— start of Data in this exercise —

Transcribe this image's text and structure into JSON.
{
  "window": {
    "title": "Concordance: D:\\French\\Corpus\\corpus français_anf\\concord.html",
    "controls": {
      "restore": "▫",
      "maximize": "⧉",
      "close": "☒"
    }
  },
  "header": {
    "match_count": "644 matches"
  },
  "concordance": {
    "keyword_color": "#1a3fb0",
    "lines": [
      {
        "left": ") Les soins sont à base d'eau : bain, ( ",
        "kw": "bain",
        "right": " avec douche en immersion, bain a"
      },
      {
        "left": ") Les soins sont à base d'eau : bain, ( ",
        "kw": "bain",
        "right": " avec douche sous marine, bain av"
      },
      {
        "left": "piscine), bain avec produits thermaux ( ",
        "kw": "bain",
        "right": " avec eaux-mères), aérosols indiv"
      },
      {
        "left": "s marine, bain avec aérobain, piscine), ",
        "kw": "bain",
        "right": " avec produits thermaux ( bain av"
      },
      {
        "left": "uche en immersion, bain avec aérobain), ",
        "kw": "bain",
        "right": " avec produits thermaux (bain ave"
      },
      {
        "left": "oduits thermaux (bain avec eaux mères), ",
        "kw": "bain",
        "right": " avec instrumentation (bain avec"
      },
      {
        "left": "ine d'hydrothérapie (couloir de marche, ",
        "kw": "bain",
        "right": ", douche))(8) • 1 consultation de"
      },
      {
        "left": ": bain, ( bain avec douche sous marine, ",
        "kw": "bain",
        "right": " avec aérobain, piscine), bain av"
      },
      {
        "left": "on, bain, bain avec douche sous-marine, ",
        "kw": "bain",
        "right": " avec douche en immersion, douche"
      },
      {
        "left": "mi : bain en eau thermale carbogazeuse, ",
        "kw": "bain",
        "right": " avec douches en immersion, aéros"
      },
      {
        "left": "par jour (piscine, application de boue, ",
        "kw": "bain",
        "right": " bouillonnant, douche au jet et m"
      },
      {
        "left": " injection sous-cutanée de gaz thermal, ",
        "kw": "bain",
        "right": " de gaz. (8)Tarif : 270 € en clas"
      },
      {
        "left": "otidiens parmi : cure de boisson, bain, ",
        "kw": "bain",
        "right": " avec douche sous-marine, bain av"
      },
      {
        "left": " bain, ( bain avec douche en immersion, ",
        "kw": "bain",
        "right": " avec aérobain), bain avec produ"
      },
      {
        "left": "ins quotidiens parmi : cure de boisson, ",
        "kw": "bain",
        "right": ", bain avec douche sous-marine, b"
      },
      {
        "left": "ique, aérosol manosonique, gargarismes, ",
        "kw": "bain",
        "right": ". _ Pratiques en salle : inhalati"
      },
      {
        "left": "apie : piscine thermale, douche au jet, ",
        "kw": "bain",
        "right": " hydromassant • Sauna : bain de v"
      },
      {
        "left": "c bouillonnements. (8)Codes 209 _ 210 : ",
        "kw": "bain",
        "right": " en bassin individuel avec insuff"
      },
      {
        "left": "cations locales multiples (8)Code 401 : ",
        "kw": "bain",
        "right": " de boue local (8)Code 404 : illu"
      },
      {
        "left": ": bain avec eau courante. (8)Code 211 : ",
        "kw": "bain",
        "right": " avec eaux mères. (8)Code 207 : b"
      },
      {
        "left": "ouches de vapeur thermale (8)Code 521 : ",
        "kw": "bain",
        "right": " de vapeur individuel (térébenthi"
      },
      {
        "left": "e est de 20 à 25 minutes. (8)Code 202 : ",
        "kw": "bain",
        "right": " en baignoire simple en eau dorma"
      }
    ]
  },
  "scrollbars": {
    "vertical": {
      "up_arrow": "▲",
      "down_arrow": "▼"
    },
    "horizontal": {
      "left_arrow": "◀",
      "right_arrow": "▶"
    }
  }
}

— end of Data in this exercise —

## Stated problem
Look through the material above and work out how many of its lines contain "boue". State the number only.

## Worked solution
2